DIRECTIONS:
In the material below, list every line carrying the string "label".

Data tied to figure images
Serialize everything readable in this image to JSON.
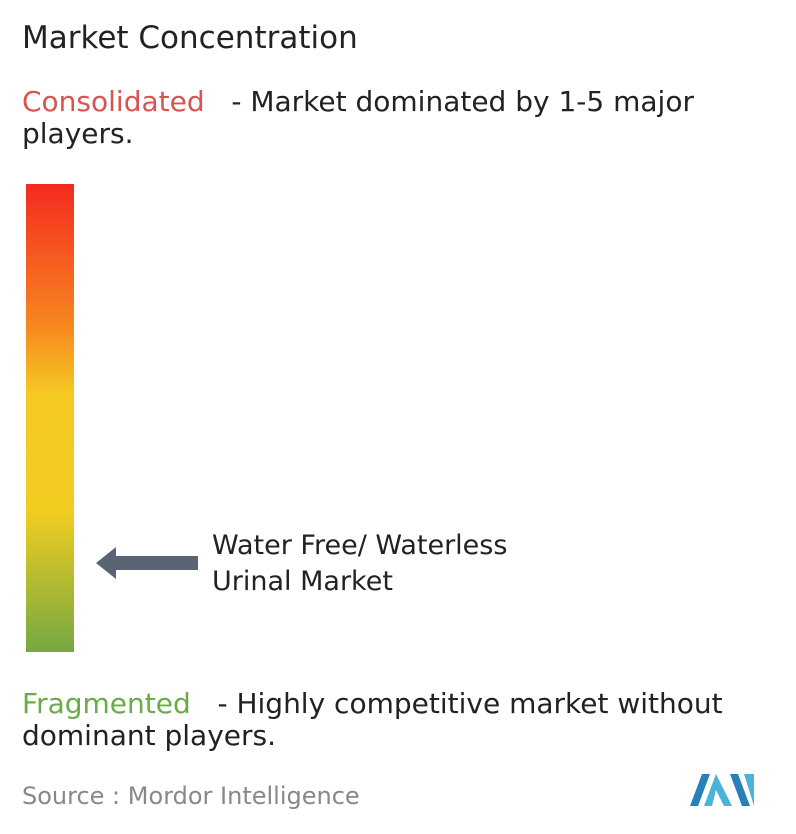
{
  "title": "Market Concentration",
  "consolidated": {
    "label": "Consolidated",
    "description": "- Market dominated by 1-5 major players."
  },
  "fragmented": {
    "label": "Fragmented",
    "description": "- Highly competitive market without dominant players."
  },
  "market": {
    "line1": "Water Free/ Waterless",
    "line2": "Urinal Market"
  },
  "source": {
    "label": "Source :",
    "name": "Mordor Intelligence"
  }
}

FULL RESPONSE:
    "label": "Consolidated",
    "label": "Fragmented",
    "label": "Source :",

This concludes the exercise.